What is required: Locate and copy all lines bearing the word "grid".

Records to process:

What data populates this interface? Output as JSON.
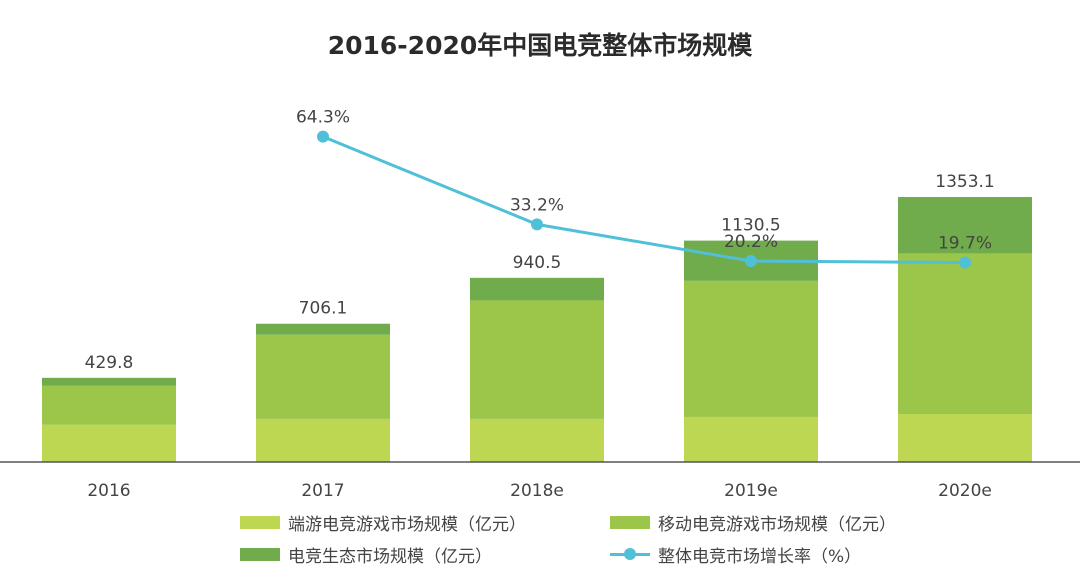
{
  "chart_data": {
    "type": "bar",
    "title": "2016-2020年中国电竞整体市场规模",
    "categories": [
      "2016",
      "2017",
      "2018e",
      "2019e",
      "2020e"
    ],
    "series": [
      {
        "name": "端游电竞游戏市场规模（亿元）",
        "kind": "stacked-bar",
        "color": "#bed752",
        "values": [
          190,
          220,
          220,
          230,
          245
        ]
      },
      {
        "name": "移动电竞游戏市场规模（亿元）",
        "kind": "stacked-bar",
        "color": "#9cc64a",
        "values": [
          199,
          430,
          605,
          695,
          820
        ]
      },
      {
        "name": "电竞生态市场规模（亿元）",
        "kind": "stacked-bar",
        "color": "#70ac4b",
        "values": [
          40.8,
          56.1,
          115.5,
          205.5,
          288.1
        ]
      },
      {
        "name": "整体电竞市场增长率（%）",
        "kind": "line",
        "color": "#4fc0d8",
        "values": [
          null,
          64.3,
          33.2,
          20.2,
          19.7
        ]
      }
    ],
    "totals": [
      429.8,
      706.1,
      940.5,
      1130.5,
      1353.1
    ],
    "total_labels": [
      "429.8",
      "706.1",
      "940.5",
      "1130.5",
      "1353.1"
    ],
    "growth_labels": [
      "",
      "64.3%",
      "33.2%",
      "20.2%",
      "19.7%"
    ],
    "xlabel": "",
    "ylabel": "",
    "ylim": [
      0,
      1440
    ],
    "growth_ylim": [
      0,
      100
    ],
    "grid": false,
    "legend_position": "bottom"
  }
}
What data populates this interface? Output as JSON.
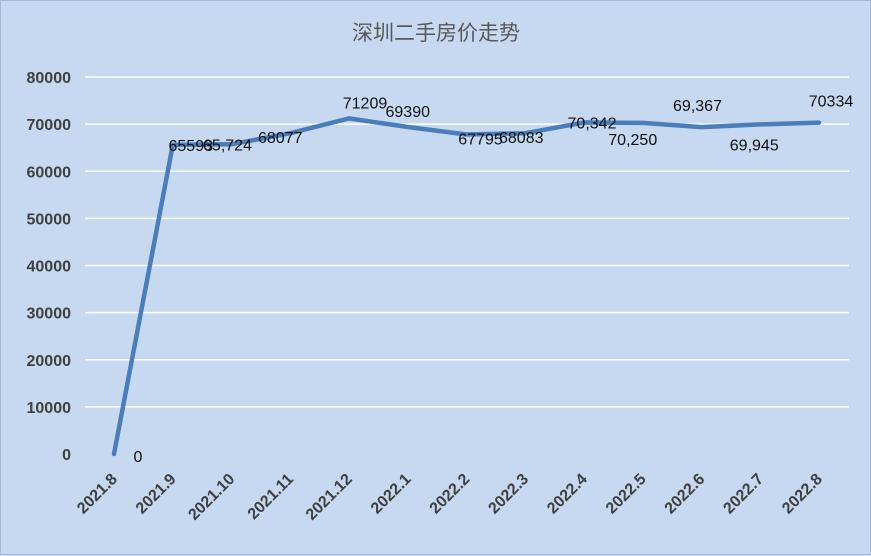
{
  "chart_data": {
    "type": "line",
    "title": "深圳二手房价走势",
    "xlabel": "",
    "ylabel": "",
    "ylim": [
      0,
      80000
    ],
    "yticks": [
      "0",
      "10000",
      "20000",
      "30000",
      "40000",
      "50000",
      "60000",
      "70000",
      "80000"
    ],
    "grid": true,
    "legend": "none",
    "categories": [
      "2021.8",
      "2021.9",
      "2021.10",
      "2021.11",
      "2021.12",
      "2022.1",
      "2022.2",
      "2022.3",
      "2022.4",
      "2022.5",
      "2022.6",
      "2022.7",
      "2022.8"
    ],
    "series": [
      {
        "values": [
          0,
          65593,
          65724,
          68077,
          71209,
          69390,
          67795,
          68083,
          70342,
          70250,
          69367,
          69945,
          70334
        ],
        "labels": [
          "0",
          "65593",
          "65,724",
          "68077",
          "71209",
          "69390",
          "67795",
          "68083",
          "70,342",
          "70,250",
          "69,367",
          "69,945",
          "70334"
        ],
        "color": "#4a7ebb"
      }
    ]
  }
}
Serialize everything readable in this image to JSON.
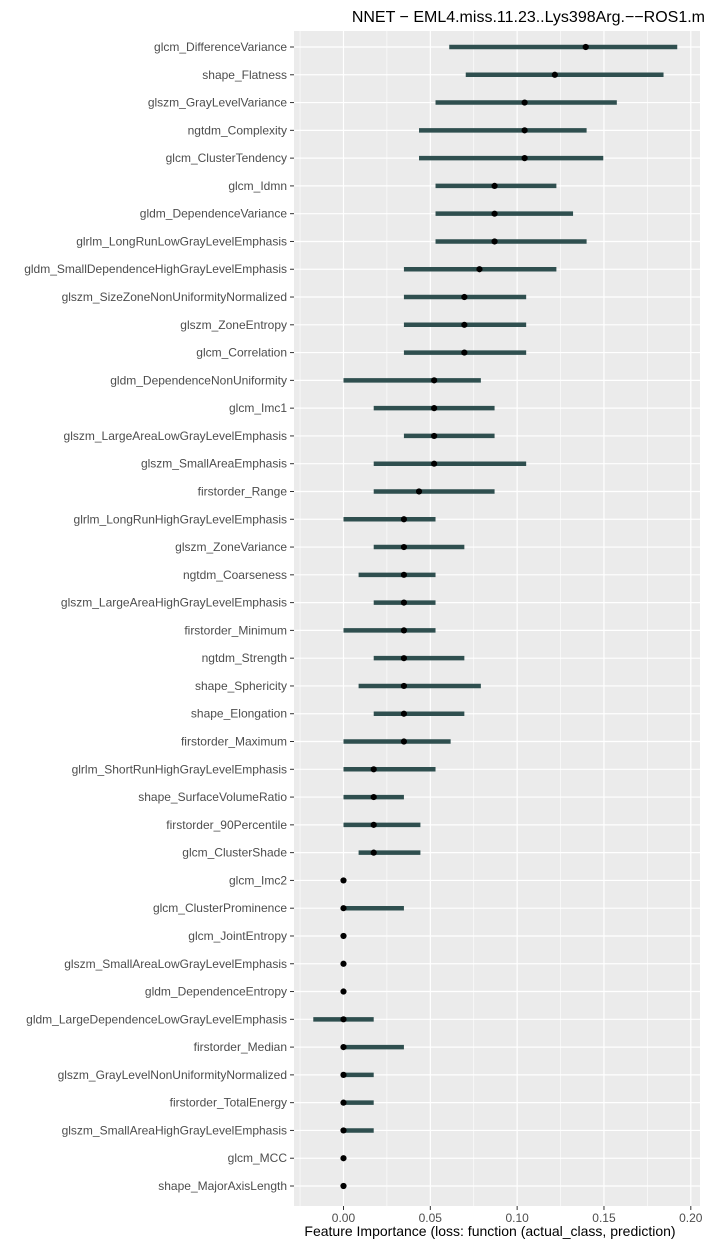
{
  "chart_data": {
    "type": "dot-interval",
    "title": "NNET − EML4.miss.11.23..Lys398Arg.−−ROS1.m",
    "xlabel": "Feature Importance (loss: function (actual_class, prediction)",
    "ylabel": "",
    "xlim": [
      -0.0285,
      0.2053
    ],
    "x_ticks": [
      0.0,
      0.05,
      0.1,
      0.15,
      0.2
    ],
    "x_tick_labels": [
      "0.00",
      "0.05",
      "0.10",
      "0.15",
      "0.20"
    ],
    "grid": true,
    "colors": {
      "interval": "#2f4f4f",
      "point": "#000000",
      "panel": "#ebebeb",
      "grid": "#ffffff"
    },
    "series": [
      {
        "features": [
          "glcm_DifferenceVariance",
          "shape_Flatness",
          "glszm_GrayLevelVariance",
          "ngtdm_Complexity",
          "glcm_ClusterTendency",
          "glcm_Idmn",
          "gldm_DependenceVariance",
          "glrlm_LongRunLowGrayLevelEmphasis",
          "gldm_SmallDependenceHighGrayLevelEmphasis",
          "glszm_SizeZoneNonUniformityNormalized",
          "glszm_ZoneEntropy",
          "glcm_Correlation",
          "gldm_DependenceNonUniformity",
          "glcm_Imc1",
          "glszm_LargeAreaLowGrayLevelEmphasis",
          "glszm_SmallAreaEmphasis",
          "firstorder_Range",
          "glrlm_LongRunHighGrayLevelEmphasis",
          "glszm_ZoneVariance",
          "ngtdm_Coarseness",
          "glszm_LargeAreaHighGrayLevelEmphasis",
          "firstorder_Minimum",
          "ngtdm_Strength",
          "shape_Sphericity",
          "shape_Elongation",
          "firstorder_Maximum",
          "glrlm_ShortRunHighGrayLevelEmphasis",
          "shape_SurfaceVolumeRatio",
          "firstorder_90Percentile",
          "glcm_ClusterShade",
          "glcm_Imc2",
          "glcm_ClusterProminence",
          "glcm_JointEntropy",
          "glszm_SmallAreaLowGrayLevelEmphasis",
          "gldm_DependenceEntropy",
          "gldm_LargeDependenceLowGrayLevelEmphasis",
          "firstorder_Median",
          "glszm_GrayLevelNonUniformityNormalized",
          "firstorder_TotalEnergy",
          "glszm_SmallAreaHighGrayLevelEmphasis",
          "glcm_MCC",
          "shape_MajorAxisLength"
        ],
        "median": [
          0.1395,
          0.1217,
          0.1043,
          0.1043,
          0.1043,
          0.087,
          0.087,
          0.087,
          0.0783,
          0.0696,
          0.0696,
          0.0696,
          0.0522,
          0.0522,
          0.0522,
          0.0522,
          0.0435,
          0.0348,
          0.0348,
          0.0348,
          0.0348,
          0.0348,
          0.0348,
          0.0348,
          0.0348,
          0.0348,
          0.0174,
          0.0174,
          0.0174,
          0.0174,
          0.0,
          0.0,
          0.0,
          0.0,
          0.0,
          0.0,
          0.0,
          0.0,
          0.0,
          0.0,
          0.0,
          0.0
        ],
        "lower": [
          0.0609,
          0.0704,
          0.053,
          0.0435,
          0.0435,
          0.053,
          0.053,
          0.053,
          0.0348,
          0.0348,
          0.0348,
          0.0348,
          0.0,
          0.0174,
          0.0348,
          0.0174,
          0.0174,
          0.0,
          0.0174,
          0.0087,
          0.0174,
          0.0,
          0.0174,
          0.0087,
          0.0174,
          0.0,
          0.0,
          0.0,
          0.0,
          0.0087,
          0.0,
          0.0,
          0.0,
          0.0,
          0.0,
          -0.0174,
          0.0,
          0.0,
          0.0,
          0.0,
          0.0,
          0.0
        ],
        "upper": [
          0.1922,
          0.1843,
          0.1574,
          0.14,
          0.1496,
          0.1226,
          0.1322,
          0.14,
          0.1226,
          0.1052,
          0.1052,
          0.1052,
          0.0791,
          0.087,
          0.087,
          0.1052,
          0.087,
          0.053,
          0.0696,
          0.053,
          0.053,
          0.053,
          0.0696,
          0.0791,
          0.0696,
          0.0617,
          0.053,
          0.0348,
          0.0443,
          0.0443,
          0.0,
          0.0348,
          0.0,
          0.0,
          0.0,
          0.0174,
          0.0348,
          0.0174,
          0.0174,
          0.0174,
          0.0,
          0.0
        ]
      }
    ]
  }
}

==

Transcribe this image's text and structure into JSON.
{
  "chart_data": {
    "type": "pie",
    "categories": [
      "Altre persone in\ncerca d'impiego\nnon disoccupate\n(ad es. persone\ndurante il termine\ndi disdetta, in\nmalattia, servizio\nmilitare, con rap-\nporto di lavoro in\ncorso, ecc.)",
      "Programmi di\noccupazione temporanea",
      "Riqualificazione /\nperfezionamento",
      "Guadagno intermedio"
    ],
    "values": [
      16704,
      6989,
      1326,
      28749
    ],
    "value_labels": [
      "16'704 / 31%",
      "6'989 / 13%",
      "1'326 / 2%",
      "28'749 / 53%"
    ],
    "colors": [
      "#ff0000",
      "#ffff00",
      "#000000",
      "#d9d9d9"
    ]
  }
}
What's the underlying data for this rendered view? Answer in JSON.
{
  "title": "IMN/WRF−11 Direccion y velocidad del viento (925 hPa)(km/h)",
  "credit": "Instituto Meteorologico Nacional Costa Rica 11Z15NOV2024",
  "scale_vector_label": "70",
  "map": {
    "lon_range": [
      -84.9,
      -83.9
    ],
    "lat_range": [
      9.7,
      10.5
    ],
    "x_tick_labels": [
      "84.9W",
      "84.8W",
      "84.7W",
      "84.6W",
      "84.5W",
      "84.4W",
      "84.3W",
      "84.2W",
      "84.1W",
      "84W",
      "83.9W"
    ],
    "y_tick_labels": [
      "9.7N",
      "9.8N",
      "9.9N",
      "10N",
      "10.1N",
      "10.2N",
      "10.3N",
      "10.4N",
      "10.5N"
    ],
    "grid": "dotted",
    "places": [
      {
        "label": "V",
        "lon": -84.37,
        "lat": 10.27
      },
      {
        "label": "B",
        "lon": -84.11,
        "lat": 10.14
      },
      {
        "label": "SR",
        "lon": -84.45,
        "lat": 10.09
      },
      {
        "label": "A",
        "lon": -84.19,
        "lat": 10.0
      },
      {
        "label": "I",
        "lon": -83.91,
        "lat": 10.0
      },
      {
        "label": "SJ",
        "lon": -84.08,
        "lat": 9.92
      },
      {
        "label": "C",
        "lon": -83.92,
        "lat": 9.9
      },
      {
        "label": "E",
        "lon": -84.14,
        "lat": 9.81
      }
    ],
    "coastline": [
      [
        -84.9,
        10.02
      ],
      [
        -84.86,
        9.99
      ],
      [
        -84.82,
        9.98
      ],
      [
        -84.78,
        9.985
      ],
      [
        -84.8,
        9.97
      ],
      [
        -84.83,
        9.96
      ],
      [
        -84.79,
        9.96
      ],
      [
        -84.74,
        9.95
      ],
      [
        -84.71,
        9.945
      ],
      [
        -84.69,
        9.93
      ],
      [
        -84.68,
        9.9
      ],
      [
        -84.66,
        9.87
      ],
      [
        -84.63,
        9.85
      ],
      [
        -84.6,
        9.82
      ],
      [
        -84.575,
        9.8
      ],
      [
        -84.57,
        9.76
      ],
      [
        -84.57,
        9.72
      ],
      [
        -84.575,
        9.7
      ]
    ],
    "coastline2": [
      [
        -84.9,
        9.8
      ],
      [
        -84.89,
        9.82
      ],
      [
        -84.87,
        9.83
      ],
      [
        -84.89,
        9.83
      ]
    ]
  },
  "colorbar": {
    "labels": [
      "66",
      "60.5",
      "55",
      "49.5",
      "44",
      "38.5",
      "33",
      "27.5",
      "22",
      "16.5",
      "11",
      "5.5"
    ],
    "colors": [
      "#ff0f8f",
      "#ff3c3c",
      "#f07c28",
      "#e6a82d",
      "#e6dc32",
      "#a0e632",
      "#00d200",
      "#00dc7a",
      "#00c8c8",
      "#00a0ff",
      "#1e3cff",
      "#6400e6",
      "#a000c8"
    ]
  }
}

Response:
    "grid": false,
    "grid": true,
    "grid": true,
      "grid": "#ffffff"
    "grid": "dotted",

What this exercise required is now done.